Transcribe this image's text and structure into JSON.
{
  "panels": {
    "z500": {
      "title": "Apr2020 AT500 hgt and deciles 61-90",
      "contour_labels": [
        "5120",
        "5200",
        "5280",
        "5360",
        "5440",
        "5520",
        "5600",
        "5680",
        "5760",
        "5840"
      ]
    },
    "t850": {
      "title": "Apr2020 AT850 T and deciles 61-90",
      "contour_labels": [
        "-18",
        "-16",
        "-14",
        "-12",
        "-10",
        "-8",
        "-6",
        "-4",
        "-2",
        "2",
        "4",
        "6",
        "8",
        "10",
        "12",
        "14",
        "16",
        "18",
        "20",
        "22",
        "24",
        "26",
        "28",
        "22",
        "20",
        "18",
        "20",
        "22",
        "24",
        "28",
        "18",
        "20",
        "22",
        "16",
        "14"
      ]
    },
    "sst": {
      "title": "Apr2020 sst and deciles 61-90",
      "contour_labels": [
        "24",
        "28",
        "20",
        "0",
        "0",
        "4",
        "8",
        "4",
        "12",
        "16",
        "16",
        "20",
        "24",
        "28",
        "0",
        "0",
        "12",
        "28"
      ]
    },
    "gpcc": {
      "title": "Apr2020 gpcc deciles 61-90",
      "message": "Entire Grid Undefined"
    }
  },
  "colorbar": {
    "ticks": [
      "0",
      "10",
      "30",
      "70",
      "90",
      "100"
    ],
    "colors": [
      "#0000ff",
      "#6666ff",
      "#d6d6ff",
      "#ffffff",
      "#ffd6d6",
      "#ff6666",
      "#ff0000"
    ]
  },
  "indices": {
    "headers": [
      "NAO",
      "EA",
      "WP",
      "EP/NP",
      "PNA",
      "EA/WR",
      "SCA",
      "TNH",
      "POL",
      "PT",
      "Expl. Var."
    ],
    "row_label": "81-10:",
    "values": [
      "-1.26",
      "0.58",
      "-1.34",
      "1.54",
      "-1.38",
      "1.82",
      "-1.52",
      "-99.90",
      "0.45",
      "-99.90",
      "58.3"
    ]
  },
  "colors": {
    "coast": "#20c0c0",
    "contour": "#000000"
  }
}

=====

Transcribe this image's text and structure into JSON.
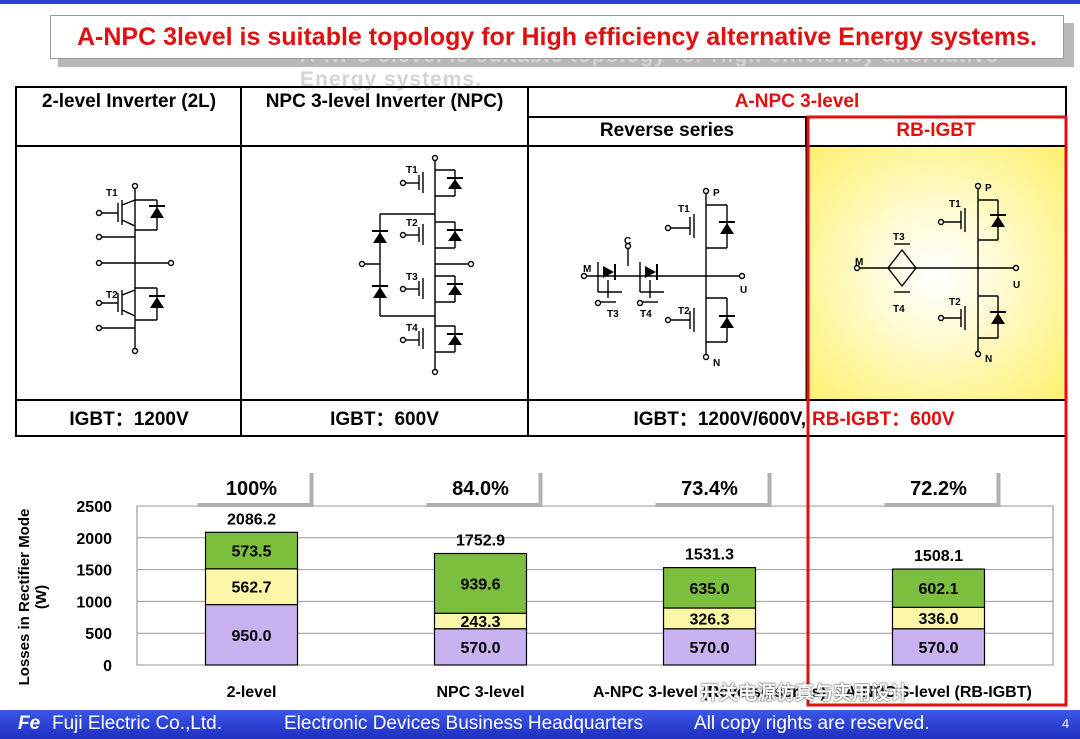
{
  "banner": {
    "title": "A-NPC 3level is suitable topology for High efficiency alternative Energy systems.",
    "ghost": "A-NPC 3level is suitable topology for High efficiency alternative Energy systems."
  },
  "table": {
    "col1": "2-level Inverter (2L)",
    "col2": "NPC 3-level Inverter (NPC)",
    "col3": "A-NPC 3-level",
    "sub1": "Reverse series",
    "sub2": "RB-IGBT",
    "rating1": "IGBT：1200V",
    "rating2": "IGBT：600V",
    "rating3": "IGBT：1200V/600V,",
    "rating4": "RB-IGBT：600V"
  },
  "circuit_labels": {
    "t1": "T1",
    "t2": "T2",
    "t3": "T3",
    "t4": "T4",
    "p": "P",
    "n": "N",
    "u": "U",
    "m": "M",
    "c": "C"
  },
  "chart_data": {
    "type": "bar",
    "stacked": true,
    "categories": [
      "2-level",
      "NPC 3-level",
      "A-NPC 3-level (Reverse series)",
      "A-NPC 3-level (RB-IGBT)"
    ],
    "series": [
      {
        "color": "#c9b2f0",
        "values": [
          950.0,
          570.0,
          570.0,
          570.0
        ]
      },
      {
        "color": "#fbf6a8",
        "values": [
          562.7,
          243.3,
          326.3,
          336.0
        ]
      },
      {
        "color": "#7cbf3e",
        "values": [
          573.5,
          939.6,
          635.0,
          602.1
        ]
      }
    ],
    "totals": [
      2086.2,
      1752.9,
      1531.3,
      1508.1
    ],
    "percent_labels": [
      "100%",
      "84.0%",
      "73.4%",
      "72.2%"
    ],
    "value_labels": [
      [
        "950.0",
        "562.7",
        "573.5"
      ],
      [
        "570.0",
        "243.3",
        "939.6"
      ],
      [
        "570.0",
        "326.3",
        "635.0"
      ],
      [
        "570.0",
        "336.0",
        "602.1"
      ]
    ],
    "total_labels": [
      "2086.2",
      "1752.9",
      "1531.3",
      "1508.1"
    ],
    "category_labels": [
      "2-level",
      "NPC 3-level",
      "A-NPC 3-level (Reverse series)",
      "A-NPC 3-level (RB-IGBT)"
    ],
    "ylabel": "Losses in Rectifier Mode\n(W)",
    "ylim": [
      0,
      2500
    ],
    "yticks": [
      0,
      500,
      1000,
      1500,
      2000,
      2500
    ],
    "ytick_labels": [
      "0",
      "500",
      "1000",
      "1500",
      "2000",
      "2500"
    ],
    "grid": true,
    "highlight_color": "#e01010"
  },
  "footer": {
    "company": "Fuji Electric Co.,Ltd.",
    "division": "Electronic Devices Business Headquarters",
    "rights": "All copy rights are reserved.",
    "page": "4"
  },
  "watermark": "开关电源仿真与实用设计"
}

=====

## Request
Pick every line with "alternative" in it and copy it.

## Written solution
    "title": "A-NPC 3level is suitable topology for High efficiency alternative Energy systems.",
    "ghost": "A-NPC 3level is suitable topology for High efficiency alternative Energy systems."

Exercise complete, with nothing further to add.